┌─ Record extracts

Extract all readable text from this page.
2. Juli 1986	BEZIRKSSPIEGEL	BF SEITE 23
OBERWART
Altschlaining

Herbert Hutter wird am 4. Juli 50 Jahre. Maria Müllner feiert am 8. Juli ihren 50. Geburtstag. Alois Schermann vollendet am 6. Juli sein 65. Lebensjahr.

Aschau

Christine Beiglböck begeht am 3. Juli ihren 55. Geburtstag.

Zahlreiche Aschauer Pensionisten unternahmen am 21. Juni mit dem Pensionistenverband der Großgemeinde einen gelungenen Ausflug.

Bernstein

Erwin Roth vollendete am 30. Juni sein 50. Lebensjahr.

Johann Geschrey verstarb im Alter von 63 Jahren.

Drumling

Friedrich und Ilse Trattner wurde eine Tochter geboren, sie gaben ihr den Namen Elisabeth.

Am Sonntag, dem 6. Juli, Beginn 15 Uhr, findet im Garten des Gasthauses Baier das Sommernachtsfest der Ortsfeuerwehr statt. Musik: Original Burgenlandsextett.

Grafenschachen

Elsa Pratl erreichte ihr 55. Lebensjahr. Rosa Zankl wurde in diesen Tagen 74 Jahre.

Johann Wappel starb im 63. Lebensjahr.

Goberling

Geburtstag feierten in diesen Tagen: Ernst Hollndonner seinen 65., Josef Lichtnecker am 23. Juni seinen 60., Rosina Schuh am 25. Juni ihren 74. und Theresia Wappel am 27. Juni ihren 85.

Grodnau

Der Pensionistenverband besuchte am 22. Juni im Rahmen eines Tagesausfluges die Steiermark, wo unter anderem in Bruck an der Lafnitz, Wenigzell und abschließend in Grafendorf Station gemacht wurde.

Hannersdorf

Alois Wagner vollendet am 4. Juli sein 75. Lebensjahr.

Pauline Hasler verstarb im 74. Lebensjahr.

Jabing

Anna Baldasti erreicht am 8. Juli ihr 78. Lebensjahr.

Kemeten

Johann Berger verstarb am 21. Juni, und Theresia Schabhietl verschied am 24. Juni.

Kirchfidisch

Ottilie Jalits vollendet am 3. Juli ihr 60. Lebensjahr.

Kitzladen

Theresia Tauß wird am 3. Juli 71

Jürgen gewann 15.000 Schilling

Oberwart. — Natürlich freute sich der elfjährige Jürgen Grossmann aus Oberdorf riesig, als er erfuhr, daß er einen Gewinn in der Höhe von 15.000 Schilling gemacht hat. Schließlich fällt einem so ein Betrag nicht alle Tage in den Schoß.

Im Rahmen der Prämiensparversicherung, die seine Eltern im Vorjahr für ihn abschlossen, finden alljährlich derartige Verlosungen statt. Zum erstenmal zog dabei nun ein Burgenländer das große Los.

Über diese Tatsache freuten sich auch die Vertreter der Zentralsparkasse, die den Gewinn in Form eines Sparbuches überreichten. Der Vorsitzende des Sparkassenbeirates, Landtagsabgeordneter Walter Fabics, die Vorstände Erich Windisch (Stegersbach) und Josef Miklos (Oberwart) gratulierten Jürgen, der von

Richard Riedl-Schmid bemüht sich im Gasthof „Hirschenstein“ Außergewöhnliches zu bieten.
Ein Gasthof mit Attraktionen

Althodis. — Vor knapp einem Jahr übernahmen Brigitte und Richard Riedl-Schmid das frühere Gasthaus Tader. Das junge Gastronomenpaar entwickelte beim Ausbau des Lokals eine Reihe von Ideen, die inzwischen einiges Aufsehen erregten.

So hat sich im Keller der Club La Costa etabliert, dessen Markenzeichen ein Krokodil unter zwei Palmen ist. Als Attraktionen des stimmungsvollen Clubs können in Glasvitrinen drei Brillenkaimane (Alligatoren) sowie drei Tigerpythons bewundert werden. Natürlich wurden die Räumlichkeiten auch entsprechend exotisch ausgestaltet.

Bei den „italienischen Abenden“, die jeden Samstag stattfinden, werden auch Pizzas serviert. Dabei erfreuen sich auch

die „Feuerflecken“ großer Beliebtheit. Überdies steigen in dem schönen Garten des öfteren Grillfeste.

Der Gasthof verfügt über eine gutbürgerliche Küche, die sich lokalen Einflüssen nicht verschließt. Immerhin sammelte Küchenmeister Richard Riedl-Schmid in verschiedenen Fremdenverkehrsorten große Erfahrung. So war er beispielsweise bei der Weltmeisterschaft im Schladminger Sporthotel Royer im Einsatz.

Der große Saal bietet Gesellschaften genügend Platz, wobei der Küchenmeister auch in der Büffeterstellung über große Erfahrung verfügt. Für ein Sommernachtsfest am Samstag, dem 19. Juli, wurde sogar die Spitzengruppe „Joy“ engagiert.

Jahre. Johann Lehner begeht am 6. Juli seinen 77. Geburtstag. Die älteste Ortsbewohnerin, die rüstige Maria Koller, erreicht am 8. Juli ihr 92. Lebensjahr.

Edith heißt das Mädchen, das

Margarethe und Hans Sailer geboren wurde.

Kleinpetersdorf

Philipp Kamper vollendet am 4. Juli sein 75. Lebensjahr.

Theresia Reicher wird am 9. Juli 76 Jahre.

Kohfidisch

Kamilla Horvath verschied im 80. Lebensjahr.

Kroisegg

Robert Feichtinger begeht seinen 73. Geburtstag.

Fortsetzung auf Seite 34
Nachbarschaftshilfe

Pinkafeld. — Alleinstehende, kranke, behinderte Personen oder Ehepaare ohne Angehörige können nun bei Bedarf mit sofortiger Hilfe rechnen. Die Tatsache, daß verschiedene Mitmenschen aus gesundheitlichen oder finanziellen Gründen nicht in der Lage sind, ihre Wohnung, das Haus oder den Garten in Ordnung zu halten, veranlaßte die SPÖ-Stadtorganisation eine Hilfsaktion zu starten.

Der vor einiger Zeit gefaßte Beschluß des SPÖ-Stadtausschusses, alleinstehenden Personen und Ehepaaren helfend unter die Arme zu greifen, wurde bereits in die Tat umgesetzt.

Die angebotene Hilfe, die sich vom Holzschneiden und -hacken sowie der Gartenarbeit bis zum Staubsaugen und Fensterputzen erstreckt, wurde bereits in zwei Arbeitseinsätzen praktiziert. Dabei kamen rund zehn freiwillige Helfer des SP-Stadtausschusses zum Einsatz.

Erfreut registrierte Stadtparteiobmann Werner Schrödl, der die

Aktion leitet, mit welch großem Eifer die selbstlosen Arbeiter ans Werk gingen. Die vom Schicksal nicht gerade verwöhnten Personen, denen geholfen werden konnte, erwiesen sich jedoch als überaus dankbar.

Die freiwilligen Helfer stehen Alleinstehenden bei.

└─

- Your goal: Scan the material above and determine how many lines include the word "begeht"; report only the number.

- Solution: 3